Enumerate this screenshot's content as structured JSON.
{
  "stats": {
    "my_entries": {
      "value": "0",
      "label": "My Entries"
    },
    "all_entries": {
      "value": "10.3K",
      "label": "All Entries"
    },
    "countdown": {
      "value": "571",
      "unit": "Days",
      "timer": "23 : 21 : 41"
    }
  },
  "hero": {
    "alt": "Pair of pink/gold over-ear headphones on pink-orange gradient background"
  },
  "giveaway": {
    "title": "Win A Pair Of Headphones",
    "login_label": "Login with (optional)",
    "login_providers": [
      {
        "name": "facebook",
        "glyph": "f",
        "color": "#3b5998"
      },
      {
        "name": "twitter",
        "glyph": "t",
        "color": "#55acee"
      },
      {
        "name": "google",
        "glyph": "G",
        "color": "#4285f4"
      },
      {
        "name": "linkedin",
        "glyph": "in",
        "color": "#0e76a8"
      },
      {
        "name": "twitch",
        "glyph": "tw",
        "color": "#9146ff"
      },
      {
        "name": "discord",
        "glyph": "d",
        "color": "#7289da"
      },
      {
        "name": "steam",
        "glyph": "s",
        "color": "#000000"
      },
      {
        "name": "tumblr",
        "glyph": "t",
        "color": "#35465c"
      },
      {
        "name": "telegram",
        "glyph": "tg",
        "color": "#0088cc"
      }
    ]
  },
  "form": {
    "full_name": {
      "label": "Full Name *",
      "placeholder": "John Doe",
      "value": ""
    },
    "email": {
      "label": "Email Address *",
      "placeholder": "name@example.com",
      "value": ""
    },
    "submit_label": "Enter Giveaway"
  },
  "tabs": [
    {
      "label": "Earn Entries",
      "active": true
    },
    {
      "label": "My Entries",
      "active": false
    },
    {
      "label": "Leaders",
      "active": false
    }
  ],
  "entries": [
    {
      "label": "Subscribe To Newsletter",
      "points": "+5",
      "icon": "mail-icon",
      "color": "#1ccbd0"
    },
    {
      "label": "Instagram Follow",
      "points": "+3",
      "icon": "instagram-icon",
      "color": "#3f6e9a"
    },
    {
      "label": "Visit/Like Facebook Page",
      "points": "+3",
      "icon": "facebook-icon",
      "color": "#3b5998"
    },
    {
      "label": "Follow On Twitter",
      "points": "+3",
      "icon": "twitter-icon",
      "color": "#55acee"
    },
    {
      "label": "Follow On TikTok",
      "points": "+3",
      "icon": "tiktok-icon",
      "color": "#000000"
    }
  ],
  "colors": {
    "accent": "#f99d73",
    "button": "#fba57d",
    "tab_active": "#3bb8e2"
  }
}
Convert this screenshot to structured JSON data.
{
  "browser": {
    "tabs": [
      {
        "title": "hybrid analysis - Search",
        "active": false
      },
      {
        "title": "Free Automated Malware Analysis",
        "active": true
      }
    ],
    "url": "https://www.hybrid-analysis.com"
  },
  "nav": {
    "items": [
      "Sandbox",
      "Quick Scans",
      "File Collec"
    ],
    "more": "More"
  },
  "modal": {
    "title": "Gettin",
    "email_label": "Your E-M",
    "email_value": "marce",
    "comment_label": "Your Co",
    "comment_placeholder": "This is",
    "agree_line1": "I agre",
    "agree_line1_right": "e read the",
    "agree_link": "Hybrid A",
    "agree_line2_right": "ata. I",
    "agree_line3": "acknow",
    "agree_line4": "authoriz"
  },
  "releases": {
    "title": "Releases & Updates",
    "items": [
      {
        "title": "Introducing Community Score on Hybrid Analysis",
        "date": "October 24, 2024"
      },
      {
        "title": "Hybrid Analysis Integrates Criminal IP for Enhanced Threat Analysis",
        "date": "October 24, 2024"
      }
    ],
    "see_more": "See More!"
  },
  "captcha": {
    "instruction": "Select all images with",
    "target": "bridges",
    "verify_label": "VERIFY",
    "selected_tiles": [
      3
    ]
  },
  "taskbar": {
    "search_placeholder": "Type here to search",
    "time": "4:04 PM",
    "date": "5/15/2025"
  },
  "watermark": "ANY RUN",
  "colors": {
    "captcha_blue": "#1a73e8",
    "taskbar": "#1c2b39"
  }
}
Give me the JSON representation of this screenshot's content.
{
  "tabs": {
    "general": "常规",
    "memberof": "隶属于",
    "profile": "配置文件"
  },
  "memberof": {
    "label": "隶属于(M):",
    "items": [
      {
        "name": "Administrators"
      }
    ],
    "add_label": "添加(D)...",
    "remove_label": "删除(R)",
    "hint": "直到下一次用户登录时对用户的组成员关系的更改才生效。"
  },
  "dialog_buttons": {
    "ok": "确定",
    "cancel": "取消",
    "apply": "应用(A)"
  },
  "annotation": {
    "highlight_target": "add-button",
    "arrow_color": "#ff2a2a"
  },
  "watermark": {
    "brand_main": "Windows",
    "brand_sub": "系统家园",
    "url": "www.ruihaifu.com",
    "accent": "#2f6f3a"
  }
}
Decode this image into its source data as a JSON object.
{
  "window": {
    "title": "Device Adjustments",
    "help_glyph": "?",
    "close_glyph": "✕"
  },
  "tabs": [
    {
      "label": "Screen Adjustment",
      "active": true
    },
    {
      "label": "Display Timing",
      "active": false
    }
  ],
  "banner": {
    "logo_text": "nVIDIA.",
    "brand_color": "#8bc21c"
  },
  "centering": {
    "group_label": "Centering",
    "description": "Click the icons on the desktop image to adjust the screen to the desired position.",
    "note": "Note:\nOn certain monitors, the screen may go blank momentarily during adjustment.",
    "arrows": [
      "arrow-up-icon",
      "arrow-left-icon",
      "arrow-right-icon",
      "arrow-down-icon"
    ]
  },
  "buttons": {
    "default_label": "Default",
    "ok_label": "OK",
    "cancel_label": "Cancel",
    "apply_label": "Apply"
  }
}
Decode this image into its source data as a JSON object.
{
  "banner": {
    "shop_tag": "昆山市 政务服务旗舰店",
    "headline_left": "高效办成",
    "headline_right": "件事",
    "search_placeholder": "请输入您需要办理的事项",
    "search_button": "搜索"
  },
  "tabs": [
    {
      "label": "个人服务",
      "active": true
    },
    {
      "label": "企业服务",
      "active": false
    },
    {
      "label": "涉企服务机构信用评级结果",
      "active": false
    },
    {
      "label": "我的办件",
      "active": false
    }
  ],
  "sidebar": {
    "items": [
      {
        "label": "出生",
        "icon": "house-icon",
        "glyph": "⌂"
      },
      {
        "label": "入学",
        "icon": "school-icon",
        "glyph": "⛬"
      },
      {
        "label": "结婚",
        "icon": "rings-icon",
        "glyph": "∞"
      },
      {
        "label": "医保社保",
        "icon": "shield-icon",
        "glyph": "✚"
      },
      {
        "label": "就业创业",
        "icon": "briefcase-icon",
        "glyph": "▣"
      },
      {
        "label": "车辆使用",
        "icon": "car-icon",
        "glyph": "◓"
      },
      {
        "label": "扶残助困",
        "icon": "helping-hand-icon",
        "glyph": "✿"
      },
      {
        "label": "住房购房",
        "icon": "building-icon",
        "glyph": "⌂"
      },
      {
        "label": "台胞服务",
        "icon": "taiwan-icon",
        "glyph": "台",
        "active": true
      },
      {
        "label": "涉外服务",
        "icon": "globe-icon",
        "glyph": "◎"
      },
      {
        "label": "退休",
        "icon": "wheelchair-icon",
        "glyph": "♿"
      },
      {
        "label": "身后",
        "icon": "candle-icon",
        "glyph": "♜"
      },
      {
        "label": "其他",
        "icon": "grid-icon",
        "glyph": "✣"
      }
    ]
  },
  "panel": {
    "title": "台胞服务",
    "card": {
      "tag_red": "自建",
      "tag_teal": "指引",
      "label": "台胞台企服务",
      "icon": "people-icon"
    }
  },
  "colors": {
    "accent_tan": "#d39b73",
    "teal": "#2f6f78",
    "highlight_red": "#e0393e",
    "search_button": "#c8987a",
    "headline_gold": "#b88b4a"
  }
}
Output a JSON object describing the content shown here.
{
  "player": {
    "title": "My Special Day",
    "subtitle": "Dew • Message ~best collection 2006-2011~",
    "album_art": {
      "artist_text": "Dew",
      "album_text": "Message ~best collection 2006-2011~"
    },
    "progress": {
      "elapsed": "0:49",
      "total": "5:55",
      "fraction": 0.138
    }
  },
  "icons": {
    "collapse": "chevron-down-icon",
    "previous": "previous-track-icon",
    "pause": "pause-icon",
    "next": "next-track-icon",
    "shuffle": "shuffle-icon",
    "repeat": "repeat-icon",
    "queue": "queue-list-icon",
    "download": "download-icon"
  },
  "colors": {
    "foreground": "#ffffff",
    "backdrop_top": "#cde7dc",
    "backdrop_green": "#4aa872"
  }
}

****************

Given problem:
Show the lines of the records that contain the word "screenshot".

Task answer:
Enumerate this screenshot's content as structured JSON.
Convert this screenshot to structured JSON data.
Give me the JSON representation of this screenshot's content.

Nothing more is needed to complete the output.